### WHAT NEEDS TO BE DONE
Note each line of the listing that contains the string "IEEE", and copy it.

### MATERIAL FOR THIS EXERCISE
(begin)
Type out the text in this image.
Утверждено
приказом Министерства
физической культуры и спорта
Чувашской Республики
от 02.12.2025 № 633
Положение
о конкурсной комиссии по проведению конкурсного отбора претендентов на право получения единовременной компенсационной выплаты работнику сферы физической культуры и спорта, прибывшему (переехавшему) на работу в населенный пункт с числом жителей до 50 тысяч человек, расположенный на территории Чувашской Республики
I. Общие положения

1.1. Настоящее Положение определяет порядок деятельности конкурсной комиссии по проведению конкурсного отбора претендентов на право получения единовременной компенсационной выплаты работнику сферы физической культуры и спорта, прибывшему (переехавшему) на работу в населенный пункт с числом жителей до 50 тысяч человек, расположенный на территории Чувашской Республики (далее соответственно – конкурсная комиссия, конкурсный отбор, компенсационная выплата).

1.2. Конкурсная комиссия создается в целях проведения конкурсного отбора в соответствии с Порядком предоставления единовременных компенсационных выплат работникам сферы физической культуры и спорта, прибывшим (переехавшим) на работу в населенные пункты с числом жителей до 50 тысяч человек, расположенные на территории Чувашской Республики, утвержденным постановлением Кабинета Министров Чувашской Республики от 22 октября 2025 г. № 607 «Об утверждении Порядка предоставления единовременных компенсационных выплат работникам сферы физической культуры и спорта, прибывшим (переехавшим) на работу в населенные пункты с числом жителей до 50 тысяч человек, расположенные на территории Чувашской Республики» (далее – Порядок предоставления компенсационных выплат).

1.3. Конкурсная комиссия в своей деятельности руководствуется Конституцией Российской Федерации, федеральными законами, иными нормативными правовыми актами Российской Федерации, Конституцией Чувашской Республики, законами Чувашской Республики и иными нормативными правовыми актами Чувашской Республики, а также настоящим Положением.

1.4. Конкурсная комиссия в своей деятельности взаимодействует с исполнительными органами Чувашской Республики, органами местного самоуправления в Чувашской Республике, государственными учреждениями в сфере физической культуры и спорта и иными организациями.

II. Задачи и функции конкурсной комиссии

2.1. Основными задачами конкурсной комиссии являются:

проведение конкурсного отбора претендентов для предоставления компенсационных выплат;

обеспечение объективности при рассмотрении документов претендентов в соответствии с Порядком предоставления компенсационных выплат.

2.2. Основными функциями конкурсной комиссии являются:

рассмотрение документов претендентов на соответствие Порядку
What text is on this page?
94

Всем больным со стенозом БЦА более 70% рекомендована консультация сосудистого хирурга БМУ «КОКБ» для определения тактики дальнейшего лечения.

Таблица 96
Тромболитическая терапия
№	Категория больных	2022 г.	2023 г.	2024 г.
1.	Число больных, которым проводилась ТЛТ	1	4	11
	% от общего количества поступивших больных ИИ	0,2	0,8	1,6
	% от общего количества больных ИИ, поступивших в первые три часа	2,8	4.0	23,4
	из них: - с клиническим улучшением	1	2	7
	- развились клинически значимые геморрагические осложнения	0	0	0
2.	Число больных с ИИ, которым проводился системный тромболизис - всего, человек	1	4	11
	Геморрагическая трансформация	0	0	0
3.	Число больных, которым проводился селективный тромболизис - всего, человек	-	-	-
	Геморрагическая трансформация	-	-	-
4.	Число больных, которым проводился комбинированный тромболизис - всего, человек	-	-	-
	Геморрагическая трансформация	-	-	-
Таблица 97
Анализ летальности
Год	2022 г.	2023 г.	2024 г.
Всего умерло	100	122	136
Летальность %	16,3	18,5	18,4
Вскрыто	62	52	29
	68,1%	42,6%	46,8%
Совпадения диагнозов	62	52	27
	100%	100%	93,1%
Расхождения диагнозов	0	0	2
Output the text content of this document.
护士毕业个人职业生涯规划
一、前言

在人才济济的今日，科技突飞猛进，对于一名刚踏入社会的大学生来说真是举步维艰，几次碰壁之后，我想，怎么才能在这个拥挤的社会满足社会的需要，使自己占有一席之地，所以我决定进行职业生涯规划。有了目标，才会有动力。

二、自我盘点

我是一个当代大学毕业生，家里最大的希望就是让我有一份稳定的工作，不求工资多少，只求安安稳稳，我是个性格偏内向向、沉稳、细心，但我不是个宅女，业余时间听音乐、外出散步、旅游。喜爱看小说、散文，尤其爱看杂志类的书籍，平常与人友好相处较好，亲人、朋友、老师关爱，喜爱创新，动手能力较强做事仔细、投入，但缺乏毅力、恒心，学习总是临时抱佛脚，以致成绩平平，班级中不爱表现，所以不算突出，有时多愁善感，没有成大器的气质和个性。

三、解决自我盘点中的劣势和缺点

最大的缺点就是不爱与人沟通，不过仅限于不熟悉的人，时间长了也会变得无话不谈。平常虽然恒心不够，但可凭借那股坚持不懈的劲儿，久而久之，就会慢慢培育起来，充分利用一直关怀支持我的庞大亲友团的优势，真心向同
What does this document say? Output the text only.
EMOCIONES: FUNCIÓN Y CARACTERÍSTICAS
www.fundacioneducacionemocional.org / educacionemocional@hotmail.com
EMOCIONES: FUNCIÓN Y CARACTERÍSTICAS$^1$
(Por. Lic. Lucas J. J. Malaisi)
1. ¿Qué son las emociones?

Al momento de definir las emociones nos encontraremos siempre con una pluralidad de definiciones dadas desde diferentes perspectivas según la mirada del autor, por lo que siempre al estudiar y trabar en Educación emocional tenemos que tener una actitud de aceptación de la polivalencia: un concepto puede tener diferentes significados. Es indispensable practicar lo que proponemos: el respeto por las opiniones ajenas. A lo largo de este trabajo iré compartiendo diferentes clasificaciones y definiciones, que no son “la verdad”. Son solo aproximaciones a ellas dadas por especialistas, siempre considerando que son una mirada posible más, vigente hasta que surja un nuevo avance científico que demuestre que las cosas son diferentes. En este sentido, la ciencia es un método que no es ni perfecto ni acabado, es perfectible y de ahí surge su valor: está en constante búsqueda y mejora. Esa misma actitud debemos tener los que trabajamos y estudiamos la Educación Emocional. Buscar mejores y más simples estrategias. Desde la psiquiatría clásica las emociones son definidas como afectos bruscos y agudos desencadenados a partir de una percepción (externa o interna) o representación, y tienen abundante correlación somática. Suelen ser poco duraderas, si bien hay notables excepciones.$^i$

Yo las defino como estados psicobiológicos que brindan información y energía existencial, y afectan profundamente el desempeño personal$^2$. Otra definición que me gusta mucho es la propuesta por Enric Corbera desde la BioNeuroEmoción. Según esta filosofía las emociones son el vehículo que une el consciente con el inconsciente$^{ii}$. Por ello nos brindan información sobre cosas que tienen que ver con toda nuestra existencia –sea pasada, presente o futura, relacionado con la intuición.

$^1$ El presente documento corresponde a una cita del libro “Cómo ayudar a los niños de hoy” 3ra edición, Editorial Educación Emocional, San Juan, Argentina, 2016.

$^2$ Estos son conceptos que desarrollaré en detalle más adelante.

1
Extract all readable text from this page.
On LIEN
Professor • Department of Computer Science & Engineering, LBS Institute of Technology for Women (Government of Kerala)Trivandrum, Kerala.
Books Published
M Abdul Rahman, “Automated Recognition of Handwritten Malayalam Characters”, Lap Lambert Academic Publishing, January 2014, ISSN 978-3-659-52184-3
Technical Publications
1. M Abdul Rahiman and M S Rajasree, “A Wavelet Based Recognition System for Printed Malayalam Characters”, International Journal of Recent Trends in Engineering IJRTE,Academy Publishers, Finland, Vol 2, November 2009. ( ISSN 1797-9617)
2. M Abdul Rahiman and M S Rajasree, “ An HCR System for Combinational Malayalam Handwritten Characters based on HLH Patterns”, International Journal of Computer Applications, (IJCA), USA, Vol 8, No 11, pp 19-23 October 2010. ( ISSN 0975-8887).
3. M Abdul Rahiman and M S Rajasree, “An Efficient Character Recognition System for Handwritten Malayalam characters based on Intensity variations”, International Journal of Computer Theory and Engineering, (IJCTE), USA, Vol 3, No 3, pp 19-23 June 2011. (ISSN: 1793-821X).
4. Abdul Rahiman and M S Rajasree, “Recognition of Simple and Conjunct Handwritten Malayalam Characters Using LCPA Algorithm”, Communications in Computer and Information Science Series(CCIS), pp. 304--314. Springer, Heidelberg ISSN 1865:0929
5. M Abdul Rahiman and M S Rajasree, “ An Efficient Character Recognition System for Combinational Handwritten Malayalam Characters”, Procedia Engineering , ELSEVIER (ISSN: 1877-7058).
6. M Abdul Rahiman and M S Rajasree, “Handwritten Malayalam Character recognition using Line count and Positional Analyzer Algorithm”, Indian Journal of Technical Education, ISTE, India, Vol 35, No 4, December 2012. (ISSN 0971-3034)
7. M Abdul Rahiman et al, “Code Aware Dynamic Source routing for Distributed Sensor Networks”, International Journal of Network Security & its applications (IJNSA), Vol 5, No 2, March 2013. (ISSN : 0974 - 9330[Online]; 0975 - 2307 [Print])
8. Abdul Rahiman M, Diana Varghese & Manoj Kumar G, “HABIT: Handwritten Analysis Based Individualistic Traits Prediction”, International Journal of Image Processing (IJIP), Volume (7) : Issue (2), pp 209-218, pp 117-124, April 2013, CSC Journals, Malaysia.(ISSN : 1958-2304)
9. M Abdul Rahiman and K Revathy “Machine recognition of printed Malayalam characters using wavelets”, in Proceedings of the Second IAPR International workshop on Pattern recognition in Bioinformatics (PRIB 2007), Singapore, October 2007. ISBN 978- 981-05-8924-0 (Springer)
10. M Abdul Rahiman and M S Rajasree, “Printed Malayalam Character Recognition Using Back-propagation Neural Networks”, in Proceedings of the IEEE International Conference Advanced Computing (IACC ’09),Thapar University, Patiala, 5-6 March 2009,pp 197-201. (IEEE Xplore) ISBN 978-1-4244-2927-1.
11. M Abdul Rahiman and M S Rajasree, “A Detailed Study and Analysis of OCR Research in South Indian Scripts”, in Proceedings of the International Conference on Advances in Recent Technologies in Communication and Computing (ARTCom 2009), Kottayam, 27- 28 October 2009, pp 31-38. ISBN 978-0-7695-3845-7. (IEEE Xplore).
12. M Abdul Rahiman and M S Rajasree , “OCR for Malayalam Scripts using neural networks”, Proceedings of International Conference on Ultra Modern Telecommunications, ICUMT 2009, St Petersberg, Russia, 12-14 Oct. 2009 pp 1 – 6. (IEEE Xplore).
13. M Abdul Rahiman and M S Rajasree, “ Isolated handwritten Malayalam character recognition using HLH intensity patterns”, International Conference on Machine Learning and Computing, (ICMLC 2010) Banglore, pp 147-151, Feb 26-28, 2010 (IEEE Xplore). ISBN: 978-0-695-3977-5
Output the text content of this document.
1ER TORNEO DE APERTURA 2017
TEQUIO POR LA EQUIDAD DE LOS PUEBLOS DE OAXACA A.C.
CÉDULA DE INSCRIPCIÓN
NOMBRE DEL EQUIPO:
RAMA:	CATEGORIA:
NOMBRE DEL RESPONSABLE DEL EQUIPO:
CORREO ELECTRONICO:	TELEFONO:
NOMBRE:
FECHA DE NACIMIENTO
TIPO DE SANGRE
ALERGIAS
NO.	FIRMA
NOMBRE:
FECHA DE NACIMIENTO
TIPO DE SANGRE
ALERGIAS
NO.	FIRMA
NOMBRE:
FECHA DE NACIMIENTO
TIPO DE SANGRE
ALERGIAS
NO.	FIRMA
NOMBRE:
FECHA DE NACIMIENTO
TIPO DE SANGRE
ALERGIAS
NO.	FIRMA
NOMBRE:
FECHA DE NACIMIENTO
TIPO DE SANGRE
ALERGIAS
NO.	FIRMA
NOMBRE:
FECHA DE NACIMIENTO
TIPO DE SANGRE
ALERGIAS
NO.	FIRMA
(end)
### WRITTEN REPLY
10. M Abdul Rahiman and M S Rajasree, “Printed Malayalam Character Recognition Using Back-propagation Neural Networks”, in Proceedings of the IEEE International Conference Advanced Computing (IACC ’09),Thapar University, Patiala, 5-6 March 2009,pp 197-201. (IEEE Xplore) ISBN 978-1-4244-2927-1.
11. M Abdul Rahiman and M S Rajasree, “A Detailed Study and Analysis of OCR Research in South Indian Scripts”, in Proceedings of the International Conference on Advances in Recent Technologies in Communication and Computing (ARTCom 2009), Kottayam, 27- 28 October 2009, pp 31-38. ISBN 978-0-7695-3845-7. (IEEE Xplore).
12. M Abdul Rahiman and M S Rajasree , “OCR for Malayalam Scripts using neural networks”, Proceedings of International Conference on Ultra Modern Telecommunications, ICUMT 2009, St Petersberg, Russia, 12-14 Oct. 2009 pp 1 – 6. (IEEE Xplore).
13. M Abdul Rahiman and M S Rajasree, “ Isolated handwritten Malayalam character recognition using HLH intensity patterns”, International Conference on Machine Learning and Computing, (ICMLC 2010) Banglore, pp 147-151, Feb 26-28, 2010 (IEEE Xplore). ISBN: 978-0-695-3977-5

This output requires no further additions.